Data shown:
========================
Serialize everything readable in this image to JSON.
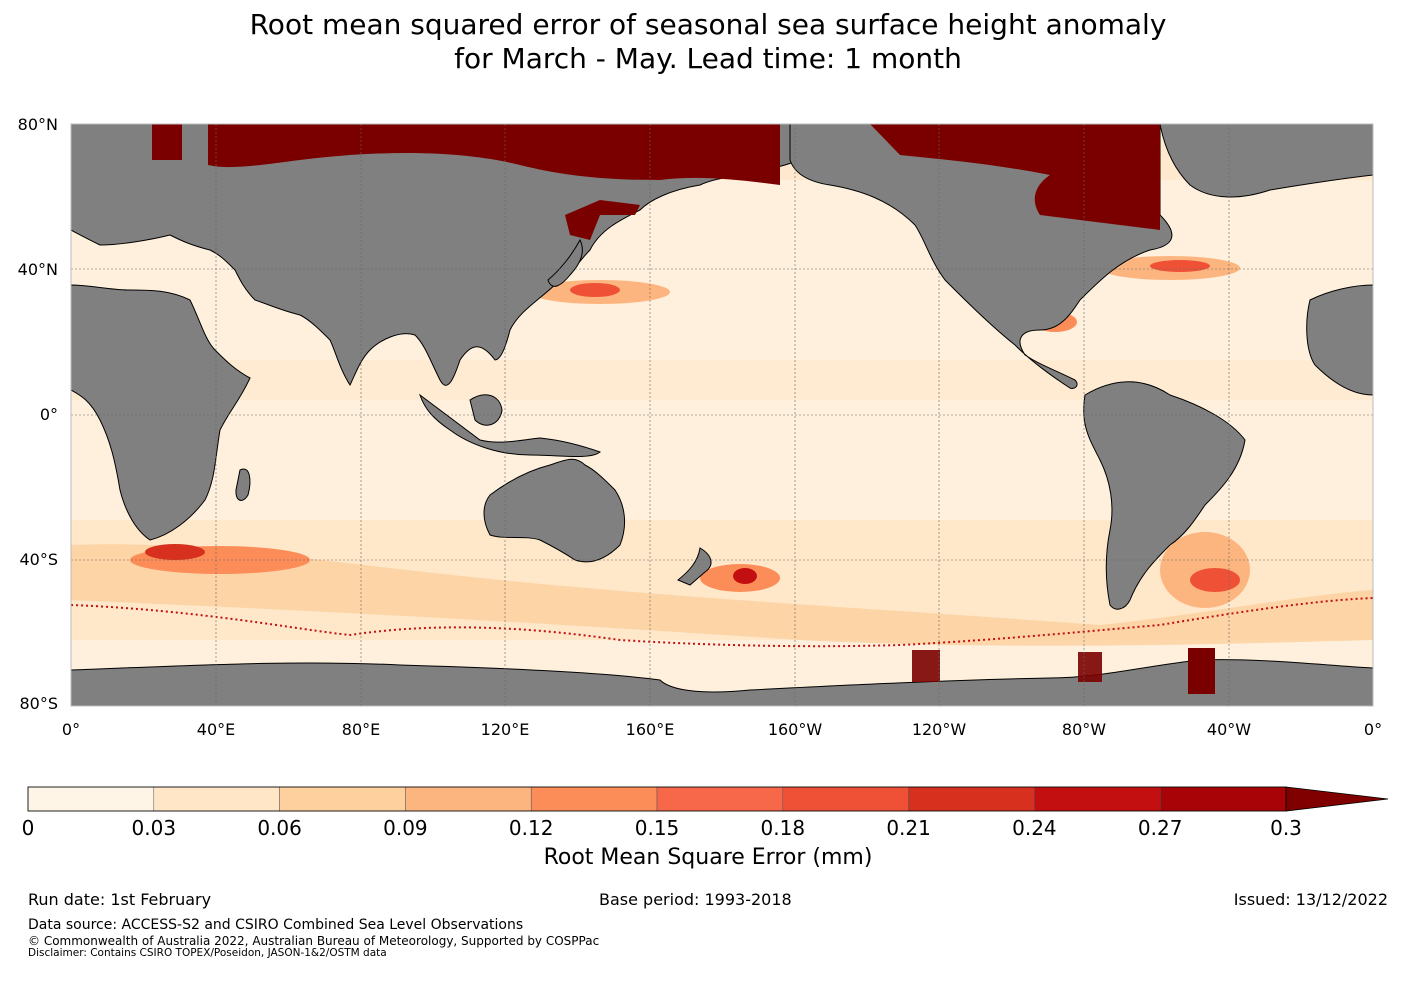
{
  "title": {
    "line1": "Root mean squared error of seasonal sea surface height anomaly",
    "line2": "for March - May. Lead time: 1 month"
  },
  "axes": {
    "lat_labels": [
      "80°N",
      "40°N",
      "0°",
      "40°S",
      "80°S"
    ],
    "lon_labels": [
      "0°",
      "40°E",
      "80°E",
      "120°E",
      "160°E",
      "160°W",
      "120°W",
      "80°W",
      "40°W",
      "0°"
    ]
  },
  "colors": {
    "land": "#808080",
    "ice": "#7a0000",
    "ocean_base": "#fef0dd",
    "scale": [
      "#fff5e6",
      "#ffe6c7",
      "#fdd09d",
      "#fdb57f",
      "#fc8d59",
      "#f7684a",
      "#ef5136",
      "#d7301f",
      "#c30f10",
      "#a80307",
      "#800000"
    ]
  },
  "colorbar": {
    "ticks": [
      "0",
      "0.03",
      "0.06",
      "0.09",
      "0.12",
      "0.15",
      "0.18",
      "0.21",
      "0.24",
      "0.27",
      "0.3"
    ],
    "label": "Root Mean Square Error (mm)"
  },
  "footer": {
    "run_date": "Run date: 1st February",
    "base_period": "Base period: 1993-2018",
    "issued": "Issued: 13/12/2022",
    "data_source": "Data source: ACCESS-S2 and CSIRO Combined Sea Level Observations",
    "copyright": "© Commonwealth of Australia 2022, Australian Bureau of Meteorology, Supported by COSPPac",
    "disclaimer": "Disclaimer: Contains CSIRO TOPEX/Poseidon, JASON-1&2/OSTM data"
  }
}
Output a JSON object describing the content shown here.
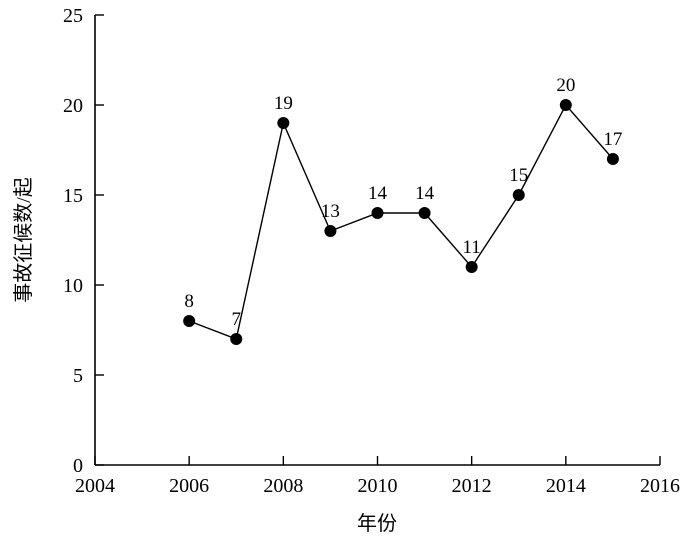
{
  "chart_data": {
    "type": "line",
    "title": "",
    "xlabel": "年份",
    "ylabel": "事故征候数/起",
    "x": [
      2006,
      2007,
      2008,
      2009,
      2010,
      2011,
      2012,
      2013,
      2014,
      2015
    ],
    "values": [
      8,
      7,
      19,
      13,
      14,
      14,
      11,
      15,
      20,
      17
    ],
    "point_labels": [
      "8",
      "7",
      "19",
      "13",
      "14",
      "14",
      "11",
      "15",
      "20",
      "17"
    ],
    "xlim": [
      2004,
      2016
    ],
    "ylim": [
      0,
      25
    ],
    "x_ticks": [
      2004,
      2006,
      2008,
      2010,
      2012,
      2014,
      2016
    ],
    "y_ticks": [
      0,
      5,
      10,
      15,
      20,
      25
    ],
    "grid": "off",
    "legend": "none",
    "line_color": "#000000",
    "marker_color": "#000000",
    "background_color": "#ffffff"
  }
}
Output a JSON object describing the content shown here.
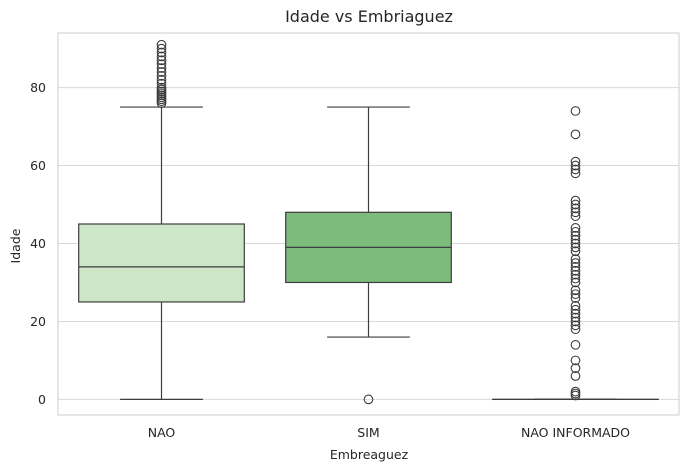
{
  "chart_data": {
    "type": "box",
    "title": "Idade vs Embriaguez",
    "xlabel": "Embreaguez",
    "ylabel": "Idade",
    "ylim": [
      -4,
      94
    ],
    "yticks": [
      0,
      20,
      40,
      60,
      80
    ],
    "grid": true,
    "categories": [
      "NAO",
      "SIM",
      "NAO INFORMADO"
    ],
    "boxes": [
      {
        "category": "NAO",
        "color": "#cde6c7",
        "whisker_low": 0,
        "q1": 25,
        "median": 34,
        "q3": 45,
        "whisker_high": 75,
        "outliers": [
          76,
          76.5,
          77,
          77.5,
          78,
          78.5,
          79,
          79.5,
          80,
          81,
          82,
          83,
          84,
          85,
          86,
          87,
          88,
          89,
          90,
          91
        ]
      },
      {
        "category": "SIM",
        "color": "#7dbb7c",
        "whisker_low": 16,
        "q1": 30,
        "median": 39,
        "q3": 48,
        "whisker_high": 75,
        "outliers": [
          0
        ]
      },
      {
        "category": "NAO INFORMADO",
        "color": "#e5f2e0",
        "whisker_low": 0,
        "q1": 0,
        "median": 0,
        "q3": 0,
        "whisker_high": 0,
        "outliers": [
          1,
          1.5,
          2,
          6,
          8,
          10,
          14,
          18,
          19,
          20,
          21,
          22,
          23,
          24,
          26,
          27,
          28,
          30,
          31,
          32,
          33,
          34,
          35,
          36,
          38,
          39,
          40,
          41,
          42,
          43,
          44,
          47,
          48,
          49,
          50,
          51,
          58,
          59,
          60,
          61,
          68,
          74
        ]
      }
    ]
  }
}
========================
What is being asked:
Every line that holds the word "Root" counts once; state the total number of such lines and nothing else.

Reply:
2